◆ THE REQUEST: Find each line with "value" and copy it.

***** STORED RECORDS *****

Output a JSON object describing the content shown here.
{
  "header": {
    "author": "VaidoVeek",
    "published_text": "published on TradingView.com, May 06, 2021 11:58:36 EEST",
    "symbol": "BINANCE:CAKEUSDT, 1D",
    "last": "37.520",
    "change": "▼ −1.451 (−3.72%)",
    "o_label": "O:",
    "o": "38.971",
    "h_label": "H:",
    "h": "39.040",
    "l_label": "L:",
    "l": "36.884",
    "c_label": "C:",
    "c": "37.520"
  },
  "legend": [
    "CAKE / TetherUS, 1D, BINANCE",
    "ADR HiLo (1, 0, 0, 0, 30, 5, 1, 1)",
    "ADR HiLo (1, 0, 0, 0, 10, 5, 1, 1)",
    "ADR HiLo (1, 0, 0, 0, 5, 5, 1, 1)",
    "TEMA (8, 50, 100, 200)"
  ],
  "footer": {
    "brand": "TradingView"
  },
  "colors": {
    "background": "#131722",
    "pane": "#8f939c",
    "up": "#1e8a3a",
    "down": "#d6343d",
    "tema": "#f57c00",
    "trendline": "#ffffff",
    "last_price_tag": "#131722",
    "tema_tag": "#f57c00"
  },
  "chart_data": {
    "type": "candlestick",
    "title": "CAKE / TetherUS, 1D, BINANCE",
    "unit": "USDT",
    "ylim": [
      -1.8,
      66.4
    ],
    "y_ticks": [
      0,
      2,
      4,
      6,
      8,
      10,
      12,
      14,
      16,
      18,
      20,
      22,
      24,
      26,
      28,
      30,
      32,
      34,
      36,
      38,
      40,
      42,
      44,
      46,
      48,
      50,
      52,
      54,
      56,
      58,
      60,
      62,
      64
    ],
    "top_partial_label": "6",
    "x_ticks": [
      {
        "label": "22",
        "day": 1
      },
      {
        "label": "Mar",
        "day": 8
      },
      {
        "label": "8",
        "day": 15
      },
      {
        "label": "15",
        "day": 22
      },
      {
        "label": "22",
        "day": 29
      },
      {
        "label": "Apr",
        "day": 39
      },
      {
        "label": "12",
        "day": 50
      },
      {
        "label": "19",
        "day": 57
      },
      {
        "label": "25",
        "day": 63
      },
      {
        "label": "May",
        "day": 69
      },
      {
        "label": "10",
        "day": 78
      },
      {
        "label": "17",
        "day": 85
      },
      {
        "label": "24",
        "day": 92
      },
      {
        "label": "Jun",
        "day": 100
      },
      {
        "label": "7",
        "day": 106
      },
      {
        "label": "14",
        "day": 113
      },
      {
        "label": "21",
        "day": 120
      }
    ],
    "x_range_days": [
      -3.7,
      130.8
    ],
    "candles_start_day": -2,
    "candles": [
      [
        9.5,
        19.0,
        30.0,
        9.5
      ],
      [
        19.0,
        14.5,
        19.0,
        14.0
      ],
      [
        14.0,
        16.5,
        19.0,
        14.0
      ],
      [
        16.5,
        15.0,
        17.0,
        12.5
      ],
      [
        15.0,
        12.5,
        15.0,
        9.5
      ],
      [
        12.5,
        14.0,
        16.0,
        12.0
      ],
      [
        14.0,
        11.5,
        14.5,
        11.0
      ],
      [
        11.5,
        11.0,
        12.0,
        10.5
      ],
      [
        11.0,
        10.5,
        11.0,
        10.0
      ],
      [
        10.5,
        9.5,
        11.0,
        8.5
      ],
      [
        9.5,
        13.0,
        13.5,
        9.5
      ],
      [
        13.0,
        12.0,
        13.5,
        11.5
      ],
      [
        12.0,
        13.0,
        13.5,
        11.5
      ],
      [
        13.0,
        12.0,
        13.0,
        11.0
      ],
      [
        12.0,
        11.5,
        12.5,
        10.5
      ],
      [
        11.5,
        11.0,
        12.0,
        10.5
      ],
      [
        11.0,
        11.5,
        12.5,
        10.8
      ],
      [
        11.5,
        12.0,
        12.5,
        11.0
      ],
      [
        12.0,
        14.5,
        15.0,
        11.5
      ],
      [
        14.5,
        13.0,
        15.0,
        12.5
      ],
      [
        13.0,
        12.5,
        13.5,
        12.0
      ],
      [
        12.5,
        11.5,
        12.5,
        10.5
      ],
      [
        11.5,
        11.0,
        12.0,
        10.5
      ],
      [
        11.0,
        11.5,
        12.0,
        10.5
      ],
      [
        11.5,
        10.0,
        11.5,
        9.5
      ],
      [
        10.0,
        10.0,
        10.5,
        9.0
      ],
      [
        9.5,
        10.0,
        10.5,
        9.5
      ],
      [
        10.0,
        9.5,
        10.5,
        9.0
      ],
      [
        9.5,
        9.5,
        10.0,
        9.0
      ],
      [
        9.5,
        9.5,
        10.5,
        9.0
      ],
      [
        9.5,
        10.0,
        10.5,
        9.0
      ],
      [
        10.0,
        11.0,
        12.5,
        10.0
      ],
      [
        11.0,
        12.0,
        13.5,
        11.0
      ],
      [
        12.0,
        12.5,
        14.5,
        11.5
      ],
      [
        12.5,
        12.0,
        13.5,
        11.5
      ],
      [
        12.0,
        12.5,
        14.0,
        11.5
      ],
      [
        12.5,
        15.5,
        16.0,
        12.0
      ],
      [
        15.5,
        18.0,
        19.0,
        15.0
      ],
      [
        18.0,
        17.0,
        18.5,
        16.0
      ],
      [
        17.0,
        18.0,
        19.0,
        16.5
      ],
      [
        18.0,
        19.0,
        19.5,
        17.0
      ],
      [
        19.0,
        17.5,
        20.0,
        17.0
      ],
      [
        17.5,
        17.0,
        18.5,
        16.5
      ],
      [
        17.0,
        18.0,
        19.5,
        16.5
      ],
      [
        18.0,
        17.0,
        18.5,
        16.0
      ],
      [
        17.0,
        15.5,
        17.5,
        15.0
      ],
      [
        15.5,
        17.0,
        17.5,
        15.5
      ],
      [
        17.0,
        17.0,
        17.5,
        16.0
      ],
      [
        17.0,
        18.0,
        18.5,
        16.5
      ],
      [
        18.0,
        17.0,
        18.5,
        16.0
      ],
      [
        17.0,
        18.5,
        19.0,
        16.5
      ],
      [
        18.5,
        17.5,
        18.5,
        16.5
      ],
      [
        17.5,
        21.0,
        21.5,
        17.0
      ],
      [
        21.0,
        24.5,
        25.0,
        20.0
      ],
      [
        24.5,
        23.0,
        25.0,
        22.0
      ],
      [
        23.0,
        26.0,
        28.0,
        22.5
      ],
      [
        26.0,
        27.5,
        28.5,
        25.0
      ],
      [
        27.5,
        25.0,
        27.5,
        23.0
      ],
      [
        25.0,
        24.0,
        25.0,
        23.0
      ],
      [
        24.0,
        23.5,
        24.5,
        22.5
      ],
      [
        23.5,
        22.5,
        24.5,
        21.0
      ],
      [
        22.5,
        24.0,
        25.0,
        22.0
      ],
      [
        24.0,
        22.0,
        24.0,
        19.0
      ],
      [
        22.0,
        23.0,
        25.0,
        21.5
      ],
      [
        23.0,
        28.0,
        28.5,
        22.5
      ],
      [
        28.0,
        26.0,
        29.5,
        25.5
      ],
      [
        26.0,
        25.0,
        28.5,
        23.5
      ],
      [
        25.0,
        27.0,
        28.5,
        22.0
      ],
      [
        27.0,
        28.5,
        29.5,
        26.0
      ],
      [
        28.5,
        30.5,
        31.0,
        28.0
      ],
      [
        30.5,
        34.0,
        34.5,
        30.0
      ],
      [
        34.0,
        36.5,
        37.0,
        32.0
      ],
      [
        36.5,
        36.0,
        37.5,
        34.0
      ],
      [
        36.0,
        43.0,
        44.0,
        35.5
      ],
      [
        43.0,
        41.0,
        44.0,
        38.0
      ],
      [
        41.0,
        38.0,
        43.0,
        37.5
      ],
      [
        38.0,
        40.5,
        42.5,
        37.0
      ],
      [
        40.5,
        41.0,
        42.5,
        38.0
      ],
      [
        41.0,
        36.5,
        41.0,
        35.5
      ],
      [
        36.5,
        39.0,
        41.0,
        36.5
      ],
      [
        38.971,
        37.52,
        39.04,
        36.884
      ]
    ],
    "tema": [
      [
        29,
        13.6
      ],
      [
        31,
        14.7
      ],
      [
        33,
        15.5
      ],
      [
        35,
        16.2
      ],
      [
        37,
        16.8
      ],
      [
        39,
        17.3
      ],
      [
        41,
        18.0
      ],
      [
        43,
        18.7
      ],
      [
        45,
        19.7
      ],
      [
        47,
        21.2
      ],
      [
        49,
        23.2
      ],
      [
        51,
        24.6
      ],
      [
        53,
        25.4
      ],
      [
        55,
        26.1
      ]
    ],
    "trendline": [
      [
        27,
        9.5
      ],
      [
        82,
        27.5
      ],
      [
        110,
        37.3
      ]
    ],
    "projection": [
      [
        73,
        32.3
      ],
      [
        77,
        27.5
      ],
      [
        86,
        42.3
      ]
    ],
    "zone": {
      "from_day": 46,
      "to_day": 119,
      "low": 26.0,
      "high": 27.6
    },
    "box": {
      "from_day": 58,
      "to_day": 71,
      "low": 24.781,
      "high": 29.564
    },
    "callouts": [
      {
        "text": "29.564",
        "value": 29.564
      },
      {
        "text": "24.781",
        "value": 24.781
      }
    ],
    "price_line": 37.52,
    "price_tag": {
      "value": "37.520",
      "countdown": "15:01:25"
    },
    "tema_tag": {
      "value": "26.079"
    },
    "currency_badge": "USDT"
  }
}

*****

◆ FINISHED EXERCISE:
        "value": 29.564
        "value": 24.781
      "value": "37.520",
      "value": "26.079"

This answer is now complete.